Will you write out all the entries below exactly?

____ DATASET EXTRACT

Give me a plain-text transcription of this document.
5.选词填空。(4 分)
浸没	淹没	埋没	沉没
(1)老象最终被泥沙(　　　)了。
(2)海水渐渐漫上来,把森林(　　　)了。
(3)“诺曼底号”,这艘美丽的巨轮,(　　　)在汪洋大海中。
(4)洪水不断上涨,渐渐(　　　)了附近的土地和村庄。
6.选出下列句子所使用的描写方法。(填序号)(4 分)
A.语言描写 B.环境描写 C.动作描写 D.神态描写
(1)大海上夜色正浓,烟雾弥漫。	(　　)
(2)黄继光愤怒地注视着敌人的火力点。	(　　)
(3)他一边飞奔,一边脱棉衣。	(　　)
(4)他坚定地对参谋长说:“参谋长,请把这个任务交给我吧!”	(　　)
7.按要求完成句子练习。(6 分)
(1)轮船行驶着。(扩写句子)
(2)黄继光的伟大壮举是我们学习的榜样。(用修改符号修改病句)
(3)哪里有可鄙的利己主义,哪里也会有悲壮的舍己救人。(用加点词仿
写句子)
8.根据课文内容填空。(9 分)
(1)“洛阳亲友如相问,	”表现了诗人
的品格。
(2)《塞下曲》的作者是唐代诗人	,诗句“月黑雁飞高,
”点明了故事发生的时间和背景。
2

________

**SOLVED PROBLEM:**
Give me a plain-text transcription of this document.
5.选词填空。(4 分)
浸没	淹没	埋没	沉没
(1)老象最终被泥沙(　　　)了。
(2)海水渐渐漫上来,把森林(　　　)了。
(3)“诺曼底号”,这艘美丽的巨轮,(　　　)在汪洋大海中。
(4)洪水不断上涨,渐渐(　　　)了附近的土地和村庄。
6.选出下列句子所使用的描写方法。(填序号)(4 分)
A.语言描写 B.环境描写 C.动作描写 D.神态描写
(1)大海上夜色正浓,烟雾弥漫。	(　　)
(2)黄继光愤怒地注视着敌人的火力点。	(　　)
(3)他一边飞奔,一边脱棉衣。	(　　)
(4)他坚定地对参谋长说:“参谋长,请把这个任务交给我吧!”	(　　)
7.按要求完成句子练习。(6 分)
(1)轮船行驶着。(扩写句子)
(2)黄继光的伟大壮举是我们学习的榜样。(用修改符号修改病句)
(3)哪里有可鄙的利己主义,哪里也会有悲壮的舍己救人。(用加点词仿
写句子)
8.根据课文内容填空。(9 分)
(1)“洛阳亲友如相问,	”表现了诗人
的品格。
(2)《塞下曲》的作者是唐代诗人	,诗句“月黑雁飞高,
”点明了故事发生的时间和背景。
2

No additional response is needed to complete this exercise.